### Task details
Within the material below, count how many lines contain "como". Answer with only that number.

### Task input
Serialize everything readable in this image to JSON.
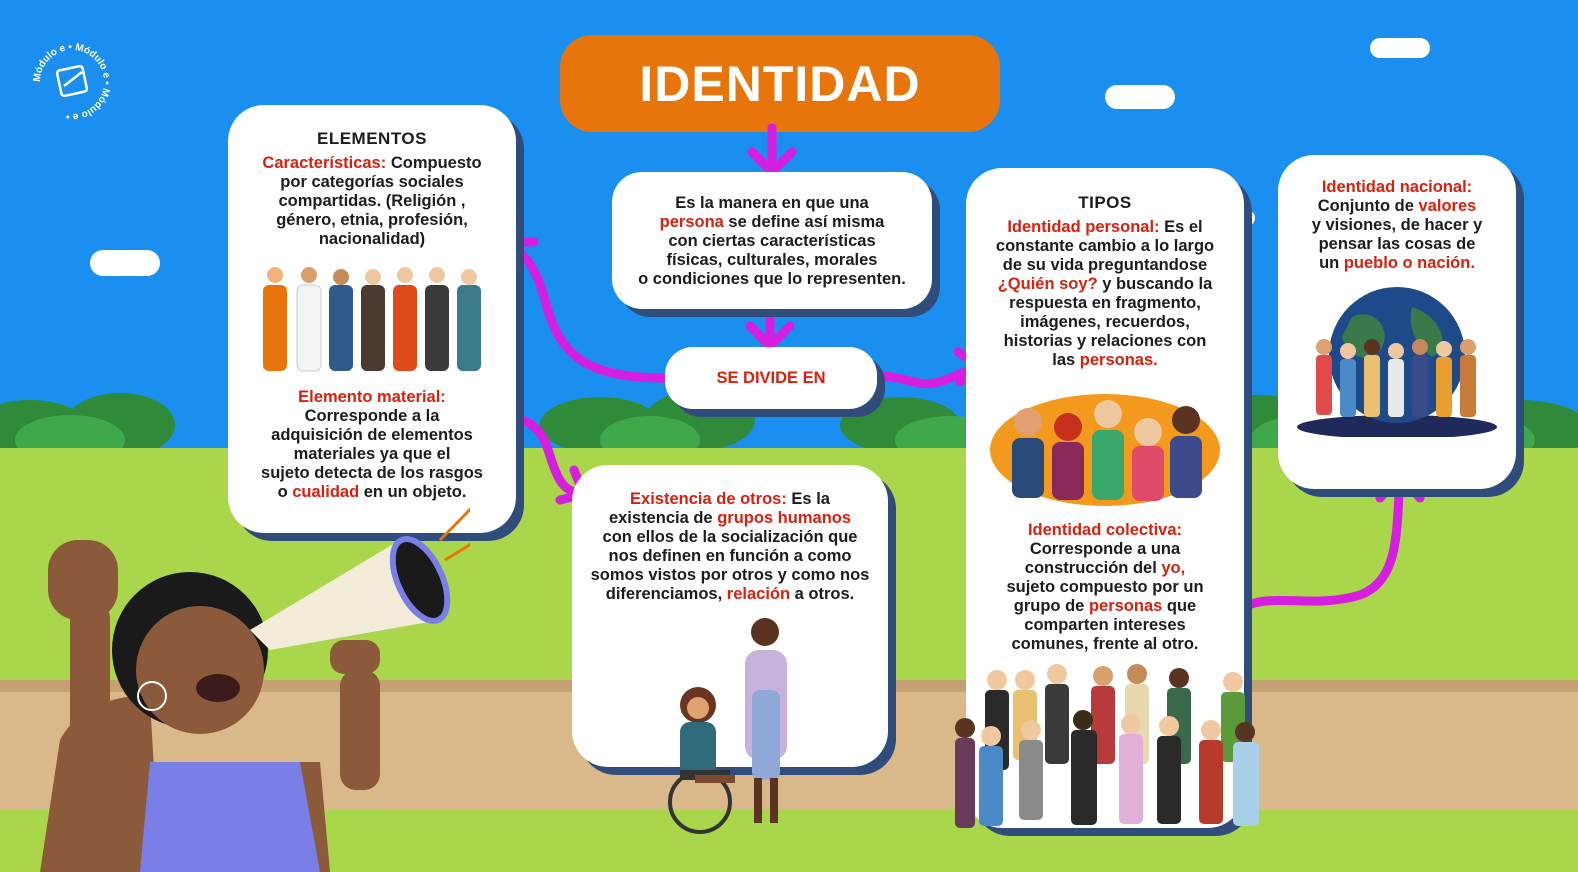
{
  "logo": {
    "ring_text": "Módulo e • Módulo e • Módulo e •"
  },
  "title": "IDENTIDAD",
  "definition": {
    "line1": "Es la manera en que una",
    "red": "persona",
    "line2": " se define así misma",
    "line3": "con ciertas características",
    "line4": "físicas, culturales, morales",
    "line5": "o condiciones que lo representen."
  },
  "divide_label": "SE DIVIDE EN",
  "elementos": {
    "heading": "ELEMENTOS",
    "caracteristicas_label": "Características:",
    "caracteristicas_text1": " Compuesto",
    "caracteristicas_text2": "por categorías sociales",
    "caracteristicas_text3": "compartidas. (Religión ,",
    "caracteristicas_text4": "género, etnia, profesión,",
    "caracteristicas_text5": "nacionalidad)",
    "material_label": "Elemento material:",
    "material_text1": "Corresponde a la",
    "material_text2": "adquisición de elementos",
    "material_text3": "materiales ya que el",
    "material_text4": "sujeto detecta de los rasgos",
    "material_text5a": "o ",
    "material_text5_red": "cualidad",
    "material_text5b": " en un objeto."
  },
  "otros": {
    "label": "Existencia de otros:",
    "t1": " Es la",
    "t2a": "existencia de ",
    "t2_red": "grupos humanos",
    "t3": "con ellos de la socialización que",
    "t4": "nos definen en función a como",
    "t5": "somos vistos por otros y como nos",
    "t6a": "diferenciamos, ",
    "t6_red": "relación",
    "t6b": " a otros."
  },
  "tipos": {
    "heading": "TIPOS",
    "personal_label": "Identidad personal:",
    "p1": " Es el",
    "p2": "constante cambio a lo largo",
    "p3": "de su vida preguntandose",
    "p4_red": "¿Quién soy?",
    "p4b": " y buscando la",
    "p5": "respuesta en fragmento,",
    "p6": "imágenes, recuerdos,",
    "p7": "historias y relaciones con",
    "p8a": "las ",
    "p8_red": "personas.",
    "colectiva_label": "Identidad colectiva:",
    "c1": "Corresponde a una",
    "c2a": "construcción del ",
    "c2_red": "yo,",
    "c3": "sujeto compuesto por un",
    "c4a": "grupo de ",
    "c4_red": "personas",
    "c4b": " que",
    "c5": "comparten intereses",
    "c6": "comunes, frente al otro."
  },
  "nacional": {
    "label": "Identidad nacional:",
    "t1a": "Conjunto de ",
    "t1_red": "valores",
    "t2": "y visiones, de hacer y",
    "t3": "pensar las cosas de",
    "t4a": "un ",
    "t4_red": "pueblo o nación."
  },
  "colors": {
    "sky": "#1a8fef",
    "grass": "#a9d64a",
    "path": "#d9b98a",
    "title_bg": "#e8750b",
    "arrow": "#d61ee0",
    "highlight": "#d8200f",
    "card_shadow": "#2f4c7a"
  }
}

### Written answer
2